▼▼▼

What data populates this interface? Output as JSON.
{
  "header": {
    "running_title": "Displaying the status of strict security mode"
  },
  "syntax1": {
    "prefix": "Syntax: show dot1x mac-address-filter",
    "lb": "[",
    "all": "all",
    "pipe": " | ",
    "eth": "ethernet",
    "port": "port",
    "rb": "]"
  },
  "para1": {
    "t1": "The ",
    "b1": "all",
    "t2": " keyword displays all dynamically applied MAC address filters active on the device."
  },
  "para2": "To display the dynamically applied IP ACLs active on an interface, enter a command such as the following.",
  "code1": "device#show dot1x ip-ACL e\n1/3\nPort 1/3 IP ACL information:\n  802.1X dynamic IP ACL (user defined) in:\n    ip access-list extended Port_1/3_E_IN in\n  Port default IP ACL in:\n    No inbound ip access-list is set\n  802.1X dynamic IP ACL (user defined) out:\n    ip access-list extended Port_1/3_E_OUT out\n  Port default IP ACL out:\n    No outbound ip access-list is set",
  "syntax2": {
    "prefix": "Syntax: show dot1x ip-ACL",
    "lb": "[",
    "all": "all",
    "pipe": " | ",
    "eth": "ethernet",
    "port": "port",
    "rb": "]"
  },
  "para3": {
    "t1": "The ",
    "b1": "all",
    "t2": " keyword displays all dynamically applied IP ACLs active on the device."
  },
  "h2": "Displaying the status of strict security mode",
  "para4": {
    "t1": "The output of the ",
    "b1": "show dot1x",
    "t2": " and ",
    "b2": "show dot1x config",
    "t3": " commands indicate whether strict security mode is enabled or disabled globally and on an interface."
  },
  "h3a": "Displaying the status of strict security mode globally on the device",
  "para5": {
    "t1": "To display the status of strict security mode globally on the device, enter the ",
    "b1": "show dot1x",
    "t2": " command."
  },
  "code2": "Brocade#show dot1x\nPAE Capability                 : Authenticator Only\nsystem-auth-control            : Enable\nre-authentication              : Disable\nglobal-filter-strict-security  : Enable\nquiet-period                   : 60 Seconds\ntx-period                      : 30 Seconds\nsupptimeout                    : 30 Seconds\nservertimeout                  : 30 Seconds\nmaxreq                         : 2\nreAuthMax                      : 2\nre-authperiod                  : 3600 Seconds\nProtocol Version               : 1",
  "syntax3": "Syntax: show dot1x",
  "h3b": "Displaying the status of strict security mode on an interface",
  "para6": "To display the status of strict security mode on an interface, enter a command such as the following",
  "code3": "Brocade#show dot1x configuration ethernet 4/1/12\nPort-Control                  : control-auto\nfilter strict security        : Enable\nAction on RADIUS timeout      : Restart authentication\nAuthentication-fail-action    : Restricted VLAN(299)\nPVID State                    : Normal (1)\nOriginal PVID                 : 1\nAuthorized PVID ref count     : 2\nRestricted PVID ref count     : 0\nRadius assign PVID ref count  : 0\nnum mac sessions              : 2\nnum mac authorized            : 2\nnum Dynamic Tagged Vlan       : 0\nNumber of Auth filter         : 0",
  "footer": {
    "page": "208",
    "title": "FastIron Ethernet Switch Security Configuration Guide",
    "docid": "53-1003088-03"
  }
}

▲▲▲

Work to be completed
Extract from the material all lines containing the string "interface".

Correct response
What data populates this interface? Output as JSON.
  "para2": "To display the dynamically applied IP ACLs active on an interface, enter a command such as the following.",
    "t3": " commands indicate whether strict security mode is enabled or disabled globally and on an interface."
  "h3b": "Displaying the status of strict security mode on an interface",
  "para6": "To display the status of strict security mode on an interface, enter a command such as the following",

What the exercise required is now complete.